== Instructions to follow ==
What is the number of lines that include the word "label"? Provide only that figure.

== Stored data ==
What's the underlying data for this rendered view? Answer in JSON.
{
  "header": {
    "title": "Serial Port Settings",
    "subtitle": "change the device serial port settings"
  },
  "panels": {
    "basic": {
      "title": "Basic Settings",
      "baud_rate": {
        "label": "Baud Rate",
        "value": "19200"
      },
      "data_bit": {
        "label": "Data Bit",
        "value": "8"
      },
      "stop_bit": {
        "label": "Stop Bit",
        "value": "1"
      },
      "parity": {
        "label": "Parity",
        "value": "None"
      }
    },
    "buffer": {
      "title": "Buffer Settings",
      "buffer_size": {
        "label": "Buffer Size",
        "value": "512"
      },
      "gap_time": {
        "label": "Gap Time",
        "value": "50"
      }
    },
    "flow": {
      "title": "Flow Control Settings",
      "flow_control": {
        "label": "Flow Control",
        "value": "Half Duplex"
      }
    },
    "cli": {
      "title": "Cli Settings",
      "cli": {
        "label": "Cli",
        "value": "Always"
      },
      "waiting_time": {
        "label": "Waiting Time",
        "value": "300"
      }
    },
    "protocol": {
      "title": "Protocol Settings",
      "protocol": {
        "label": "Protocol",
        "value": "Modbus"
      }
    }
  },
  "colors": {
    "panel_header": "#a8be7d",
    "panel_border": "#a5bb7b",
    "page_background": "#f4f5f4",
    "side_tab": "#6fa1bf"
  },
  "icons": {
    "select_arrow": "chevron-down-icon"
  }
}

== Exercise answer ==
10